[What is being asked]
Within the data below, state how many lines contain the string "Contábil". Provide the number only.

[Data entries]
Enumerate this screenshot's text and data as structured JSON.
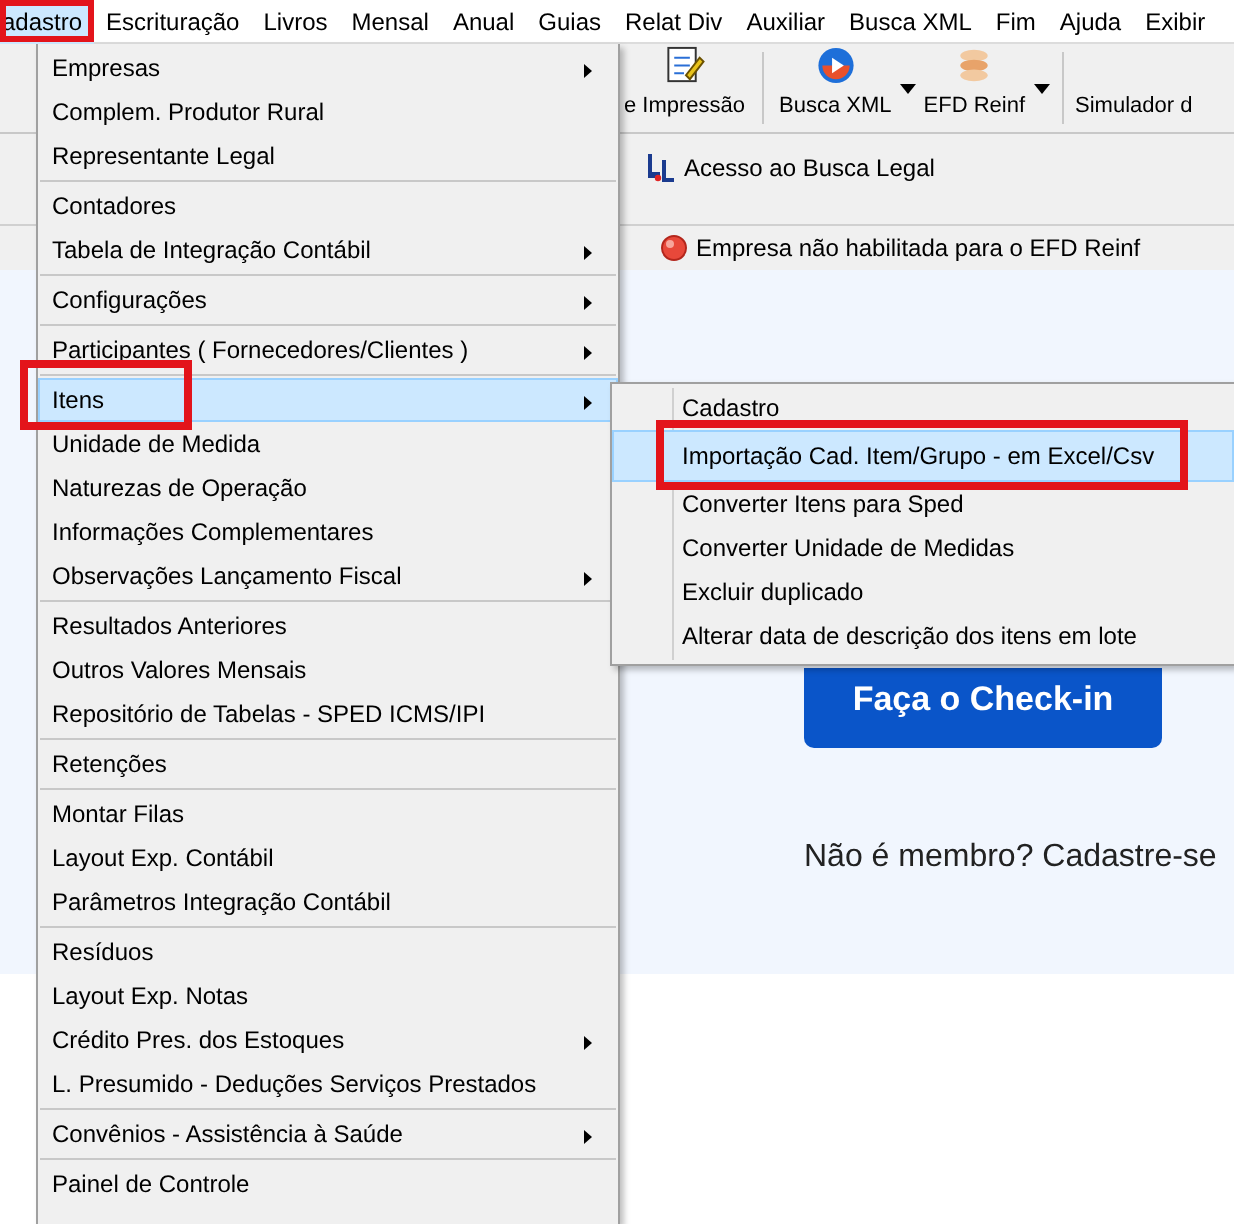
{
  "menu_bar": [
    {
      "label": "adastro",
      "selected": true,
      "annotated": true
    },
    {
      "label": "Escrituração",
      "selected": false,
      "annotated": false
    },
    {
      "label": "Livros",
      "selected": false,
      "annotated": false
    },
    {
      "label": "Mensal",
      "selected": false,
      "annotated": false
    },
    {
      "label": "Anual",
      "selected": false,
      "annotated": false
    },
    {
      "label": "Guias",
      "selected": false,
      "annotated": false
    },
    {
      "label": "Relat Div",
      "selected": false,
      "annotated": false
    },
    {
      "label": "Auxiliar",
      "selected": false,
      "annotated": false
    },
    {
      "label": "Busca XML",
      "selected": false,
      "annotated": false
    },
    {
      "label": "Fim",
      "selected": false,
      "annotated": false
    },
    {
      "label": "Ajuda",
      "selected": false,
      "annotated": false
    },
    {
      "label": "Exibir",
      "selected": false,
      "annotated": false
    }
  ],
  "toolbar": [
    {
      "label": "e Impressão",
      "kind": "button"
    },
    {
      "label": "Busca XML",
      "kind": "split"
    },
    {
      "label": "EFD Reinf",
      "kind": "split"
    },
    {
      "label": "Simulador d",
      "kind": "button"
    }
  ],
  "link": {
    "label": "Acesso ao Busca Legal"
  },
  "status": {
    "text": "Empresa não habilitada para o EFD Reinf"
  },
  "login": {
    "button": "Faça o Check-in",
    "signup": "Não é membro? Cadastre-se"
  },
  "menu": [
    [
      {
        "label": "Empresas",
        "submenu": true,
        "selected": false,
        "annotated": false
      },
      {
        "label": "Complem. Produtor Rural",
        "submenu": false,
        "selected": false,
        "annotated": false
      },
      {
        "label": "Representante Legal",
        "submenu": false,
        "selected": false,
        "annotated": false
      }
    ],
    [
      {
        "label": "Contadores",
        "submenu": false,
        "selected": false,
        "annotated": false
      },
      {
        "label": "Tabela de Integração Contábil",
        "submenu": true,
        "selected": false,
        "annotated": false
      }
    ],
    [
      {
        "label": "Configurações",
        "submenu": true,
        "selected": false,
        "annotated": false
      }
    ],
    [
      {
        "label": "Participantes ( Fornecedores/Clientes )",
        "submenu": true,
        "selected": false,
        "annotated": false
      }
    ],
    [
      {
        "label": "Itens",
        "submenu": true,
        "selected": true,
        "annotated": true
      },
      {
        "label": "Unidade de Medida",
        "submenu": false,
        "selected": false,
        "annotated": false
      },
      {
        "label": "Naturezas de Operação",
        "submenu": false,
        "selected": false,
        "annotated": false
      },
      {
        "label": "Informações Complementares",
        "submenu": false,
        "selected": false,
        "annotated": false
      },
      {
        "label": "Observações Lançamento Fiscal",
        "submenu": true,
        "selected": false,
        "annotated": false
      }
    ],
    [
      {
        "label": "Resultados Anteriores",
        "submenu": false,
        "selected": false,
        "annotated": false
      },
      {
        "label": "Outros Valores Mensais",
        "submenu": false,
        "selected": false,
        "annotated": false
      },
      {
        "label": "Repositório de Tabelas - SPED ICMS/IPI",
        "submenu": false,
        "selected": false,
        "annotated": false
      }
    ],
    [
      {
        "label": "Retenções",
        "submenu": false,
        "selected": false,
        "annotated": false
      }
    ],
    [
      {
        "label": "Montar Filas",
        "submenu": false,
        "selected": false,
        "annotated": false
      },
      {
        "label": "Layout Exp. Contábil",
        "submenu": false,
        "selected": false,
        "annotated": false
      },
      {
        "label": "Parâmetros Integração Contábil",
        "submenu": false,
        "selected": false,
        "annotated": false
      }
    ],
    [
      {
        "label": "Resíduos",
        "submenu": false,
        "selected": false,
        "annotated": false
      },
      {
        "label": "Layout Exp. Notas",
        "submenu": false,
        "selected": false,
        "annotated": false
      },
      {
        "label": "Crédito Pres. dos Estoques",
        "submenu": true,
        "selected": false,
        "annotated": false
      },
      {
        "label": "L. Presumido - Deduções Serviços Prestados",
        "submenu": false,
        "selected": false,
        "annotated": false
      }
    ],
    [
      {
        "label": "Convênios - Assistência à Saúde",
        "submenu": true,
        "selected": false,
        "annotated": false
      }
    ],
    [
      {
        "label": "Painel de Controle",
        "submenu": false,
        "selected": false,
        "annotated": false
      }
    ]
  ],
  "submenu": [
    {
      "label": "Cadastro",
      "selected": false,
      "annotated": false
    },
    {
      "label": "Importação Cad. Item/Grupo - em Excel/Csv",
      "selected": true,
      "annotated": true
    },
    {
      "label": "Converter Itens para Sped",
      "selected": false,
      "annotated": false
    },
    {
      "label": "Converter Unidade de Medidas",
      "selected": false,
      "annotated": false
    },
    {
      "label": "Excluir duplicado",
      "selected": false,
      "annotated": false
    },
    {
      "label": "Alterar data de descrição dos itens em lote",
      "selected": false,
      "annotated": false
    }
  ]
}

[Exercise output]
3